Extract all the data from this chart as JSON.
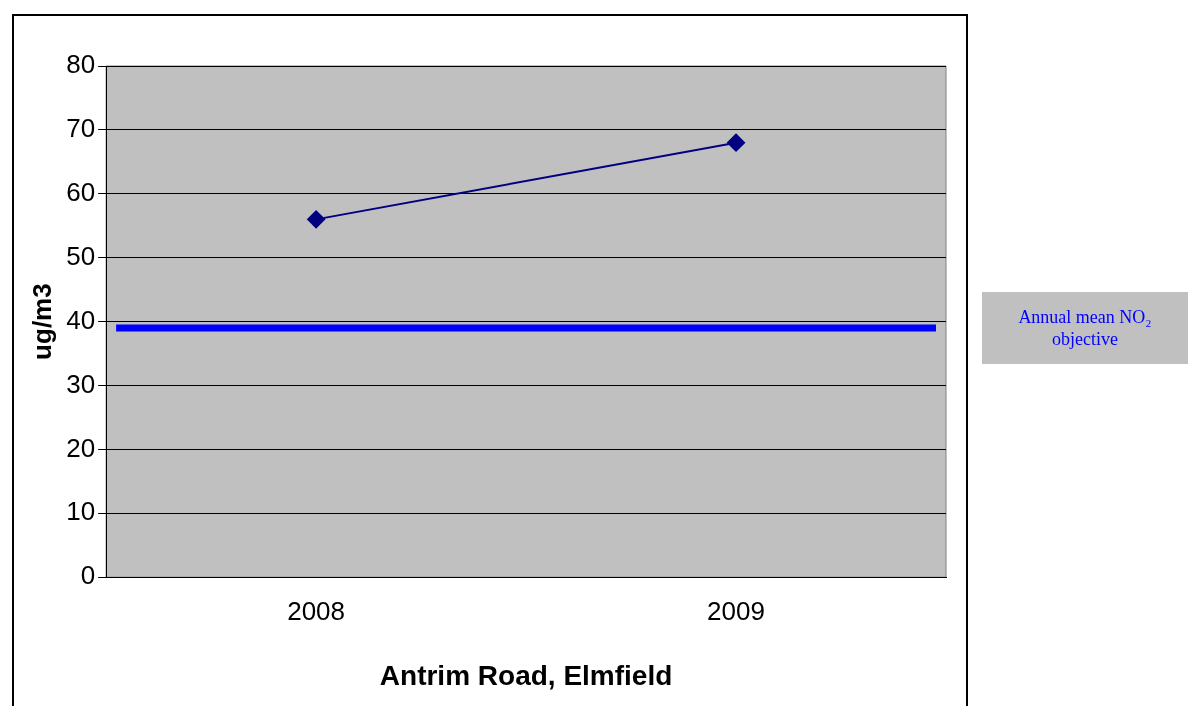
{
  "chart_data": {
    "type": "line",
    "xlabel": "Antrim Road, Elmfield",
    "ylabel": "ug/m3",
    "categories": [
      "2008",
      "2009"
    ],
    "series": [
      {
        "color": "#000080",
        "values": [
          56,
          68
        ]
      }
    ],
    "ylim": [
      0,
      80
    ],
    "yticks": [
      0,
      10,
      20,
      30,
      40,
      50,
      60,
      70,
      80
    ],
    "grid": "y",
    "marker": "diamond",
    "legend": false,
    "ref_lines": [
      {
        "axis": "y",
        "value": 39,
        "label": "Annual mean NO₂ objective",
        "color": "#0000ff"
      }
    ]
  }
}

_____

**Your instructions:** Retype the data above exactly; pictures are not part of the copy.

**The solution:**
Extract all the data from this chart as JSON.
{
  "chart_data": {
    "type": "line",
    "xlabel": "Antrim Road, Elmfield",
    "ylabel": "ug/m3",
    "categories": [
      "2008",
      "2009"
    ],
    "series": [
      {
        "color": "#000080",
        "values": [
          56,
          68
        ]
      }
    ],
    "ylim": [
      0,
      80
    ],
    "yticks": [
      0,
      10,
      20,
      30,
      40,
      50,
      60,
      70,
      80
    ],
    "grid": "y",
    "marker": "diamond",
    "legend": false,
    "ref_lines": [
      {
        "axis": "y",
        "value": 39,
        "label": "Annual mean NO₂ objective",
        "color": "#0000ff"
      }
    ]
  }
}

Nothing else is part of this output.